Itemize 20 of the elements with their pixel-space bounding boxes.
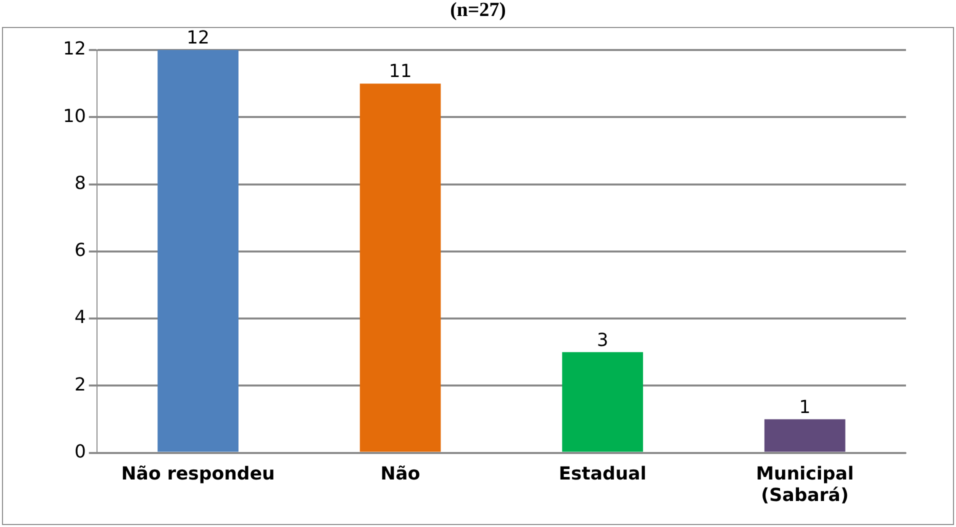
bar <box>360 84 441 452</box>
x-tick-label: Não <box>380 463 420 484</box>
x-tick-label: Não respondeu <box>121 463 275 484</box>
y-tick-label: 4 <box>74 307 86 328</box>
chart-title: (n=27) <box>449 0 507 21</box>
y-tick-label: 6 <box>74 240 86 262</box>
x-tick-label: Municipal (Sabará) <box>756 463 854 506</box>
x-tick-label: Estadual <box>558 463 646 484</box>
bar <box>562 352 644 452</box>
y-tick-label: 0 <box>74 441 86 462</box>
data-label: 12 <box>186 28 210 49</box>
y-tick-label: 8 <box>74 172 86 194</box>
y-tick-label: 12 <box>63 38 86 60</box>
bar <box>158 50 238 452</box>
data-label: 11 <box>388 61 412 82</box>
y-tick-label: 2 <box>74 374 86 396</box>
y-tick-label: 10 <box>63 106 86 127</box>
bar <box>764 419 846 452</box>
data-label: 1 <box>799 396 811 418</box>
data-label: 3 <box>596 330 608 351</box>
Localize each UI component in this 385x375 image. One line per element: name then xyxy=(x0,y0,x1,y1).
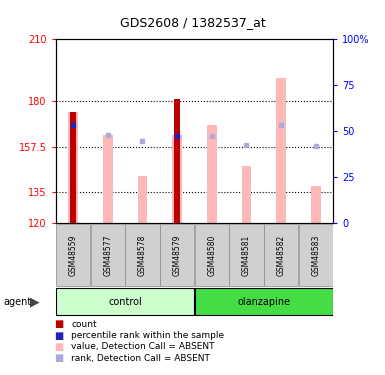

...

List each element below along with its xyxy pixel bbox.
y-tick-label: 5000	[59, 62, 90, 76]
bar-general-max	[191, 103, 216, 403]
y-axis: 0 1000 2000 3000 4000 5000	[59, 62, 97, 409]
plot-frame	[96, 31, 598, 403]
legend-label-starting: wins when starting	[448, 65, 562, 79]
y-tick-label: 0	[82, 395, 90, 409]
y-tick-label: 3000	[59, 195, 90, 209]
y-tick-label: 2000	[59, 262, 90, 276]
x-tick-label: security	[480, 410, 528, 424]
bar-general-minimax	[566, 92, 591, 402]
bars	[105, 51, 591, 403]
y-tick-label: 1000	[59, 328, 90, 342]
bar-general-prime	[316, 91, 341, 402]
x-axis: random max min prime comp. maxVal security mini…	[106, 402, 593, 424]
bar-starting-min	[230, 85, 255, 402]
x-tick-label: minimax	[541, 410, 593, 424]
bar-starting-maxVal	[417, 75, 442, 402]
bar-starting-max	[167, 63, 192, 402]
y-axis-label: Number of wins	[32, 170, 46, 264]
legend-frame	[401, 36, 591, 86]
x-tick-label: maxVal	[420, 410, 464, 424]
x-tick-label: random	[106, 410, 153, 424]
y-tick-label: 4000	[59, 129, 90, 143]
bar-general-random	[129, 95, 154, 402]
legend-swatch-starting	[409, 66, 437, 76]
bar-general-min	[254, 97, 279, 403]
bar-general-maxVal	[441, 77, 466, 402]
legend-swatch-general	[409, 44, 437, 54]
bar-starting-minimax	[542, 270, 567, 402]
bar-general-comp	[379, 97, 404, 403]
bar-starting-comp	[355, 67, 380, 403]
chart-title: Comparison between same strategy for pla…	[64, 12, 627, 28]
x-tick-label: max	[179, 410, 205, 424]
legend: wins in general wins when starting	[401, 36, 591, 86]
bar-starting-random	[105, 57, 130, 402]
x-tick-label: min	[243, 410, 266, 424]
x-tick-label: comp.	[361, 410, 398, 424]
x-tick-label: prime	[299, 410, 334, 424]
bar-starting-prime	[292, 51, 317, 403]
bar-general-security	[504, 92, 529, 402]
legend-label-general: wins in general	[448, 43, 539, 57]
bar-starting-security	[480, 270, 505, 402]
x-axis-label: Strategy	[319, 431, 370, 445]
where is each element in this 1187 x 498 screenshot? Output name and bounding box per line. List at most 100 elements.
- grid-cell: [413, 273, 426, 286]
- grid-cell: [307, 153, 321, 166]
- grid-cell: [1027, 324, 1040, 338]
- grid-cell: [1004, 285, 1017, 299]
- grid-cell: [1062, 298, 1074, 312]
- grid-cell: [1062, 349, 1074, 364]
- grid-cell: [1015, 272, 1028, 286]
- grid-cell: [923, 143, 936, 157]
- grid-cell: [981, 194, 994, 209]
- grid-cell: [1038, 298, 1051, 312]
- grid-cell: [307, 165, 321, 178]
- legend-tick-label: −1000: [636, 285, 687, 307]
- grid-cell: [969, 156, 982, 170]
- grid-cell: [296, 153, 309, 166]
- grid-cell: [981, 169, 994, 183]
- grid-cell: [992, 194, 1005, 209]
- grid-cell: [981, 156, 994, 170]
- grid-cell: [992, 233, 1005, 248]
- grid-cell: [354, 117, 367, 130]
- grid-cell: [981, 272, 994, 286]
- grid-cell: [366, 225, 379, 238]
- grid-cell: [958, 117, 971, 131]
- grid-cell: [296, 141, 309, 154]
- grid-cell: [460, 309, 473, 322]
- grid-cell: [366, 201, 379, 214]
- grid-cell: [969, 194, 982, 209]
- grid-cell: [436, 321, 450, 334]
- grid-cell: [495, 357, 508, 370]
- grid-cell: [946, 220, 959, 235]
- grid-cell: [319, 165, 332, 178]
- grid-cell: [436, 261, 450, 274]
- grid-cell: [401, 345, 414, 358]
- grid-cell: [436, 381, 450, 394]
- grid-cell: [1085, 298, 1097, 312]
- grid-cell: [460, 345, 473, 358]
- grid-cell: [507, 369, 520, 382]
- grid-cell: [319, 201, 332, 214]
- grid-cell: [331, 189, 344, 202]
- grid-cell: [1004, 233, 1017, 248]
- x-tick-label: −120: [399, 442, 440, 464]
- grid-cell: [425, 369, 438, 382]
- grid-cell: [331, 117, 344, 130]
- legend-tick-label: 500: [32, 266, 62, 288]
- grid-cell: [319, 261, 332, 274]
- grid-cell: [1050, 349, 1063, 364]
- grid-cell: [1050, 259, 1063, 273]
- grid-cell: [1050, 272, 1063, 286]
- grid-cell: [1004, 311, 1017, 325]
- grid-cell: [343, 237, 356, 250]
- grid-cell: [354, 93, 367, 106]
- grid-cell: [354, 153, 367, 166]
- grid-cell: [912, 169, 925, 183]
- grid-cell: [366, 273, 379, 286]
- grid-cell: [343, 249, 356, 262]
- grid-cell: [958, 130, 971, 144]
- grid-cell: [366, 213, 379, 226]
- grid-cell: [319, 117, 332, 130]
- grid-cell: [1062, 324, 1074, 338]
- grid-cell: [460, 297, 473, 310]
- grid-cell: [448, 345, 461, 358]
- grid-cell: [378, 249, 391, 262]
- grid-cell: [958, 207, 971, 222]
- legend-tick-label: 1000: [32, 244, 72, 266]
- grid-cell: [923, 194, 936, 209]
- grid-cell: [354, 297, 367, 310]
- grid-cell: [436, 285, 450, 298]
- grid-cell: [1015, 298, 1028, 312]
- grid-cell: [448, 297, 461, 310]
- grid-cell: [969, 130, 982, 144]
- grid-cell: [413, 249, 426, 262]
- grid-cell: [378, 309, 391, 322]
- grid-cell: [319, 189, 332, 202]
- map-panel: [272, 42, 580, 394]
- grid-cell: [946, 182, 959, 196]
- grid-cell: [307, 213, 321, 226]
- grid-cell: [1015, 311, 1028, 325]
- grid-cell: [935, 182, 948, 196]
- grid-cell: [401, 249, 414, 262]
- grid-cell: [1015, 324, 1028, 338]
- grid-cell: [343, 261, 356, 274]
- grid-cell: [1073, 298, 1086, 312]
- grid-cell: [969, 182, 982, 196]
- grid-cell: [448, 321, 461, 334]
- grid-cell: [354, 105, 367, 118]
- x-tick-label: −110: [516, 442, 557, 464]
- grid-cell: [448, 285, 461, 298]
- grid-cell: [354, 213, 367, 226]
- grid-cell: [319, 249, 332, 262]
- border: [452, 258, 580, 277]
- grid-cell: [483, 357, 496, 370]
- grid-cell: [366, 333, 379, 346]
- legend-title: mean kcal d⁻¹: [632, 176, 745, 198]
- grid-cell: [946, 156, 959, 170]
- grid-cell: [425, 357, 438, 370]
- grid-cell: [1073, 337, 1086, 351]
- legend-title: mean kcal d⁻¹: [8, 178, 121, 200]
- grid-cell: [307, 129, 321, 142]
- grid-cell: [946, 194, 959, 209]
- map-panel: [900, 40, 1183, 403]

*TASK INSTRUCTIONS*:
Copy out the rows again without changes, from the row with "List each element" up to and including the row with "91, 341, 402]".

*WORKED SOLUTION*:
List each element below along with its xyxy pixel bbox.
y-tick-label: 5000	[59, 62, 90, 76]
bar-general-max	[191, 103, 216, 403]
y-axis: 0 1000 2000 3000 4000 5000	[59, 62, 97, 409]
plot-frame	[96, 31, 598, 403]
legend-label-starting: wins when starting	[448, 65, 562, 79]
y-tick-label: 0	[82, 395, 90, 409]
y-tick-label: 3000	[59, 195, 90, 209]
y-tick-label: 2000	[59, 262, 90, 276]
x-tick-label: security	[480, 410, 528, 424]
bar-general-minimax	[566, 92, 591, 402]
bars	[105, 51, 591, 403]
y-tick-label: 1000	[59, 328, 90, 342]
bar-general-prime	[316, 91, 341, 402]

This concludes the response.